Look for the string "Prominence" in every line, and copy each line that has it.
─── TASK DATA
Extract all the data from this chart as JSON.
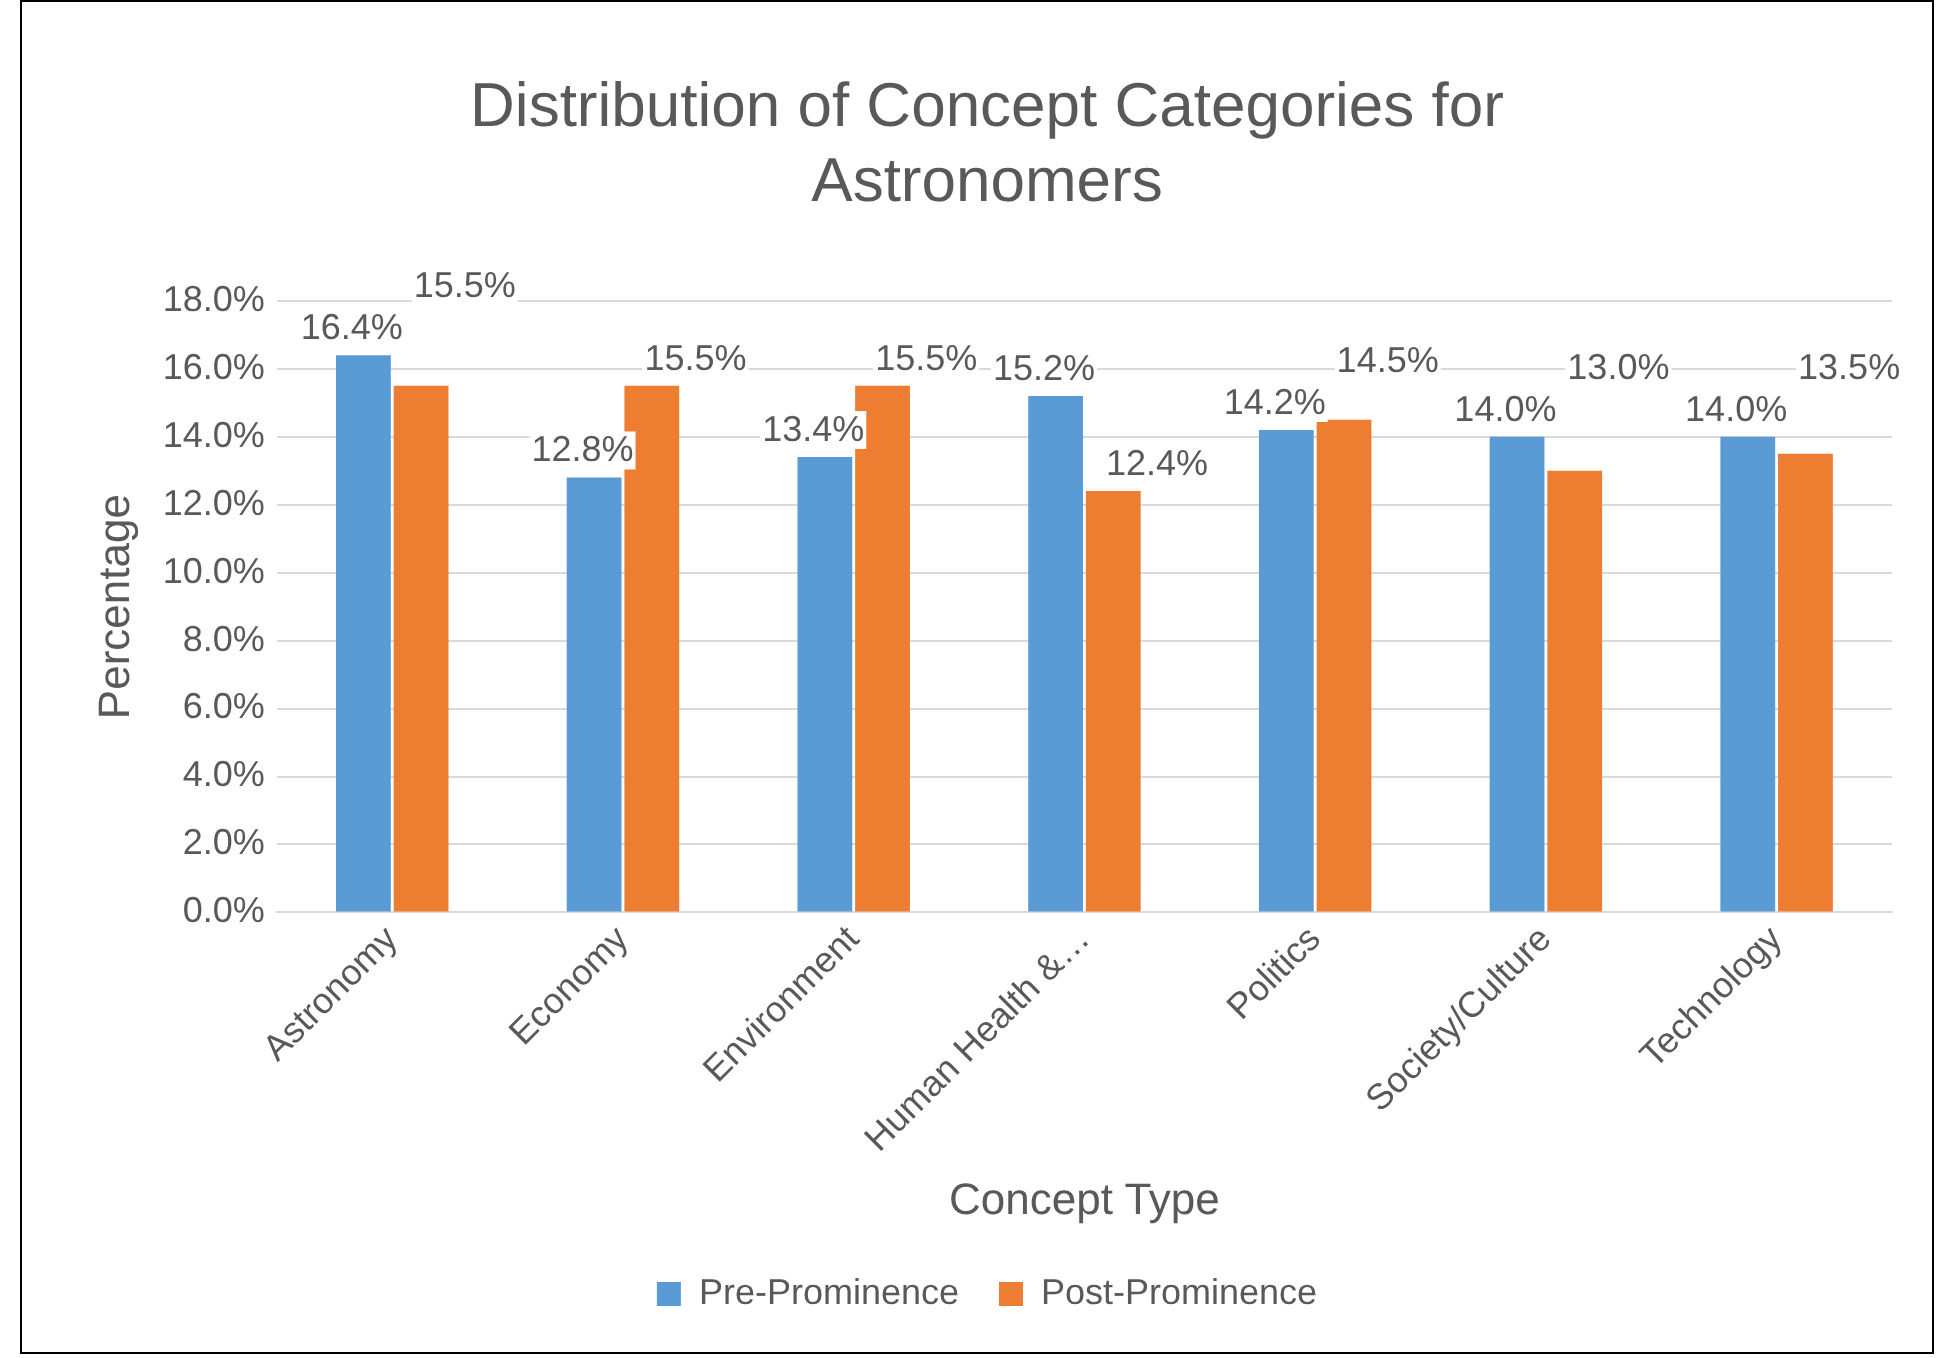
{
  "chart_data": {
    "type": "bar",
    "title": "Distribution of Concept Categories for Astronomers",
    "xlabel": "Concept Type",
    "ylabel": "Percentage",
    "categories": [
      "Astronomy",
      "Economy",
      "Environment",
      "Human Health &…",
      "Politics",
      "Society/Culture",
      "Technology"
    ],
    "series": [
      {
        "name": "Pre-Prominence",
        "color": "#5b9bd5",
        "values": [
          16.4,
          12.8,
          13.4,
          15.2,
          14.2,
          14.0,
          14.0
        ],
        "value_labels": [
          "16.4%",
          "12.8%",
          "13.4%",
          "15.2%",
          "14.2%",
          "14.0%",
          "14.0%"
        ]
      },
      {
        "name": "Post-Prominence",
        "color": "#ed7d31",
        "values": [
          15.5,
          15.5,
          15.5,
          12.4,
          14.5,
          13.0,
          13.5
        ],
        "value_labels": [
          "15.5%",
          "15.5%",
          "15.5%",
          "12.4%",
          "14.5%",
          "13.0%",
          "13.5%"
        ]
      }
    ],
    "ylim": [
      0,
      18
    ],
    "yticks": [
      {
        "value": 0,
        "label": "0.0%"
      },
      {
        "value": 2,
        "label": "2.0%"
      },
      {
        "value": 4,
        "label": "4.0%"
      },
      {
        "value": 6,
        "label": "6.0%"
      },
      {
        "value": 8,
        "label": "8.0%"
      },
      {
        "value": 10,
        "label": "10.0%"
      },
      {
        "value": 12,
        "label": "12.0%"
      },
      {
        "value": 14,
        "label": "14.0%"
      },
      {
        "value": 16,
        "label": "16.0%"
      },
      {
        "value": 18,
        "label": "18.0%"
      }
    ],
    "grid": "y",
    "legend": "bottom",
    "data_labels": true
  }
}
──────
RESULT OF THIS TASK
        "name": "Pre-Prominence",
        "name": "Post-Prominence",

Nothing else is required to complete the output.